→ Direction
Single out each line with the word "ylabel" and copy it.

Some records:
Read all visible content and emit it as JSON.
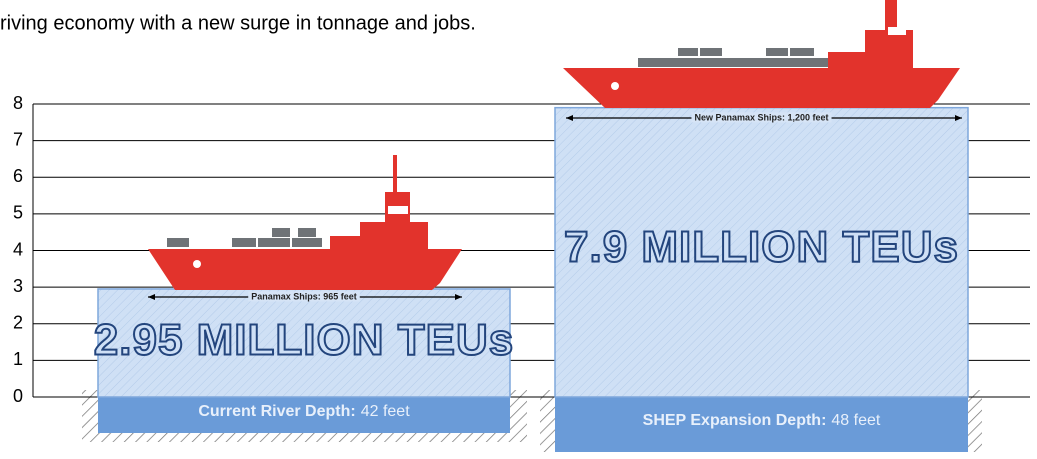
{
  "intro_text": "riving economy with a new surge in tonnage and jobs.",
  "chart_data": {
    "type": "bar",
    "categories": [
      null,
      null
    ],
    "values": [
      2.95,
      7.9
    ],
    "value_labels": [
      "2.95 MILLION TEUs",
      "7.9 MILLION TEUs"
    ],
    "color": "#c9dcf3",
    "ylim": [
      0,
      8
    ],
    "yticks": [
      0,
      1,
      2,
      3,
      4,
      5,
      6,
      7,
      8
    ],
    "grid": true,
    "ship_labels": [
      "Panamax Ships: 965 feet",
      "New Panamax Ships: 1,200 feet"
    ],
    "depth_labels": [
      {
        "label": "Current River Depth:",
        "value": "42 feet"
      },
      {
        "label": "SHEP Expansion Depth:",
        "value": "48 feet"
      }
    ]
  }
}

* * *

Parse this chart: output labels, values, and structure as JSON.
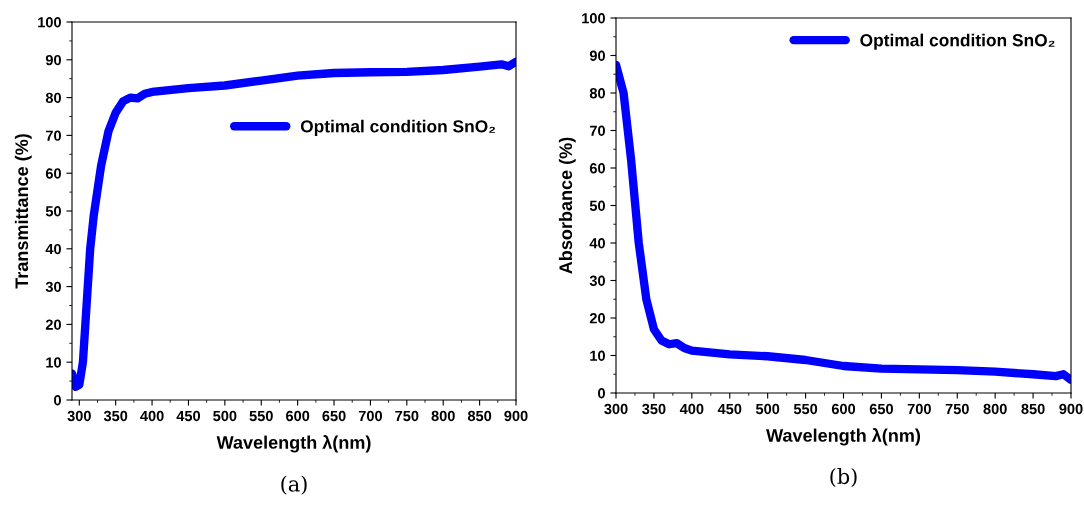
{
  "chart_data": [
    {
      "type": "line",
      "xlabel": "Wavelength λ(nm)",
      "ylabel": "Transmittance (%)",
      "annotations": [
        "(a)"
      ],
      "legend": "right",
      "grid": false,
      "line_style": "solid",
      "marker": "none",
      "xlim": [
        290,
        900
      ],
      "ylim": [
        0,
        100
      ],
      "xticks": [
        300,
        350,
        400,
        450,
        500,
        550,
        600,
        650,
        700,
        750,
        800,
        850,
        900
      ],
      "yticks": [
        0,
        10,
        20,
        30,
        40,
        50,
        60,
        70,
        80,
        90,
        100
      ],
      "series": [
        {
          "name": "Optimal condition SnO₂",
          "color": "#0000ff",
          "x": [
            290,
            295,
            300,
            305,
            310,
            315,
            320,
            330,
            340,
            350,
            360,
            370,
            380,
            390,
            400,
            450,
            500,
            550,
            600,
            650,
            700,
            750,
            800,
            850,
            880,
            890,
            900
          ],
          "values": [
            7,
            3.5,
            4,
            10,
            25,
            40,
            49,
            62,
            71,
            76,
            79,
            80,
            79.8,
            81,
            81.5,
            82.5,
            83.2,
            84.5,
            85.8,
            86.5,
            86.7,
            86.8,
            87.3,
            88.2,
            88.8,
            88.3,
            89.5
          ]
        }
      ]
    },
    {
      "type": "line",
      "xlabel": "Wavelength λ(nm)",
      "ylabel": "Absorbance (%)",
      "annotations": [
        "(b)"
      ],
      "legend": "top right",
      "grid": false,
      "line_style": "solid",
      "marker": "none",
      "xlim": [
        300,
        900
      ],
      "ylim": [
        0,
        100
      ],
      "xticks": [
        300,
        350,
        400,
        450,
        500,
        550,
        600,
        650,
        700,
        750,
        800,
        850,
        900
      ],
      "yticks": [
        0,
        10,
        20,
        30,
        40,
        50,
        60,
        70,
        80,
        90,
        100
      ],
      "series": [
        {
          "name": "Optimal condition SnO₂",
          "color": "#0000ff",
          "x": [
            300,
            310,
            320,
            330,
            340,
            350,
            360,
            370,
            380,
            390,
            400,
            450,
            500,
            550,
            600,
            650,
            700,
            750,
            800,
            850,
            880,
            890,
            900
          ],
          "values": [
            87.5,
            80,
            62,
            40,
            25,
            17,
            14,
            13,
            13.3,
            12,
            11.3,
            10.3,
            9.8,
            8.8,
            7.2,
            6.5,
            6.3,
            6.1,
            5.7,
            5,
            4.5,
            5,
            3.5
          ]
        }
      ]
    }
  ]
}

→ Task response
      "ylabel": "Transmittance (%)",
      "ylabel": "Absorbance (%)",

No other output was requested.